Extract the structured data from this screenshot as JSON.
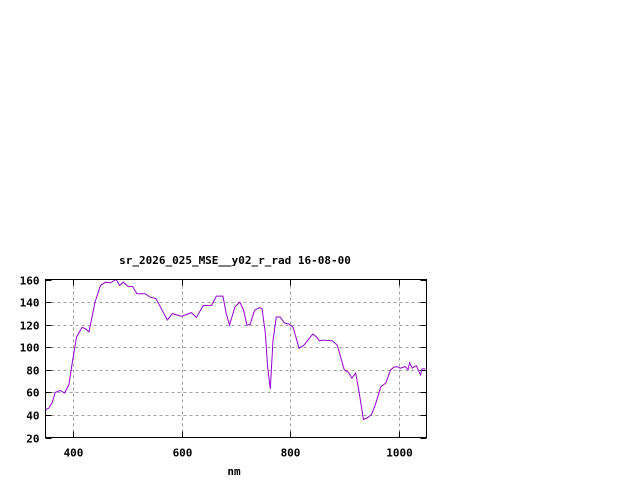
{
  "chart_data": {
    "type": "line",
    "title": "sr_2026_025_MSE__y02_r_rad 16-08-00",
    "xlabel": "nm",
    "ylabel": "",
    "xlim": [
      350,
      1050
    ],
    "ylim": [
      20,
      160
    ],
    "xticks": [
      400,
      600,
      800,
      1000
    ],
    "yticks": [
      20,
      40,
      60,
      80,
      100,
      120,
      140,
      160
    ],
    "grid": true,
    "line_color": "#9400d3",
    "series": [
      {
        "x": [
          350,
          356,
          362,
          368,
          377,
          385,
          393,
          399,
          407,
          417,
          423,
          430,
          441,
          451,
          460,
          469,
          480,
          486,
          493,
          502,
          510,
          518,
          533,
          542,
          553,
          563,
          574,
          583,
          600,
          618,
          627,
          640,
          655,
          664,
          676,
          682,
          688,
          698,
          707,
          714,
          720,
          726,
          734,
          743,
          748,
          754,
          758,
          763,
          768,
          774,
          781,
          789,
          798,
          805,
          816,
          825,
          841,
          848,
          853,
          859,
          877,
          886,
          899,
          907,
          913,
          920,
          926,
          934,
          941,
          949,
          956,
          966,
          975,
          984,
          990,
          996,
          1002,
          1011,
          1016,
          1019,
          1024,
          1031,
          1039,
          1042,
          1048
        ],
        "y": [
          44.7,
          46,
          50.6,
          60,
          61.7,
          59.4,
          66.7,
          86,
          109,
          117.5,
          116.6,
          113.6,
          140,
          154.7,
          157.6,
          157,
          160,
          154.7,
          157.6,
          153.8,
          153.8,
          147.4,
          147.4,
          144.4,
          143,
          134,
          124,
          129.8,
          127.4,
          130.7,
          126.3,
          137,
          137,
          145.3,
          145.3,
          130,
          119.5,
          135.6,
          140,
          132.7,
          119.5,
          120.4,
          132.7,
          135,
          134,
          112,
          82.8,
          63,
          106,
          126.8,
          126.8,
          121.5,
          120.4,
          117.5,
          99,
          101.9,
          111.6,
          109.2,
          105.7,
          106.3,
          105.7,
          101.9,
          80,
          77.5,
          72.6,
          77,
          60.8,
          36,
          37.4,
          40.3,
          49,
          65,
          68.2,
          80,
          82.3,
          82.8,
          81.4,
          82.8,
          80,
          86.3,
          81.4,
          83.7,
          75.5,
          80.8,
          80.8
        ]
      }
    ]
  }
}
▬▬▬▬▬▬
WHAT IS BEING ASKED
Leave the pictures out and copy the rest of the data exactly.

SOLVED PROBLEM
Extract the structured data from this screenshot as JSON.
{
  "chart_data": {
    "type": "line",
    "title": "sr_2026_025_MSE__y02_r_rad 16-08-00",
    "xlabel": "nm",
    "ylabel": "",
    "xlim": [
      350,
      1050
    ],
    "ylim": [
      20,
      160
    ],
    "xticks": [
      400,
      600,
      800,
      1000
    ],
    "yticks": [
      20,
      40,
      60,
      80,
      100,
      120,
      140,
      160
    ],
    "grid": true,
    "line_color": "#9400d3",
    "series": [
      {
        "x": [
          350,
          356,
          362,
          368,
          377,
          385,
          393,
          399,
          407,
          417,
          423,
          430,
          441,
          451,
          460,
          469,
          480,
          486,
          493,
          502,
          510,
          518,
          533,
          542,
          553,
          563,
          574,
          583,
          600,
          618,
          627,
          640,
          655,
          664,
          676,
          682,
          688,
          698,
          707,
          714,
          720,
          726,
          734,
          743,
          748,
          754,
          758,
          763,
          768,
          774,
          781,
          789,
          798,
          805,
          816,
          825,
          841,
          848,
          853,
          859,
          877,
          886,
          899,
          907,
          913,
          920,
          926,
          934,
          941,
          949,
          956,
          966,
          975,
          984,
          990,
          996,
          1002,
          1011,
          1016,
          1019,
          1024,
          1031,
          1039,
          1042,
          1048
        ],
        "y": [
          44.7,
          46,
          50.6,
          60,
          61.7,
          59.4,
          66.7,
          86,
          109,
          117.5,
          116.6,
          113.6,
          140,
          154.7,
          157.6,
          157,
          160,
          154.7,
          157.6,
          153.8,
          153.8,
          147.4,
          147.4,
          144.4,
          143,
          134,
          124,
          129.8,
          127.4,
          130.7,
          126.3,
          137,
          137,
          145.3,
          145.3,
          130,
          119.5,
          135.6,
          140,
          132.7,
          119.5,
          120.4,
          132.7,
          135,
          134,
          112,
          82.8,
          63,
          106,
          126.8,
          126.8,
          121.5,
          120.4,
          117.5,
          99,
          101.9,
          111.6,
          109.2,
          105.7,
          106.3,
          105.7,
          101.9,
          80,
          77.5,
          72.6,
          77,
          60.8,
          36,
          37.4,
          40.3,
          49,
          65,
          68.2,
          80,
          82.3,
          82.8,
          81.4,
          82.8,
          80,
          86.3,
          81.4,
          83.7,
          75.5,
          80.8,
          80.8
        ]
      }
    ]
  }
}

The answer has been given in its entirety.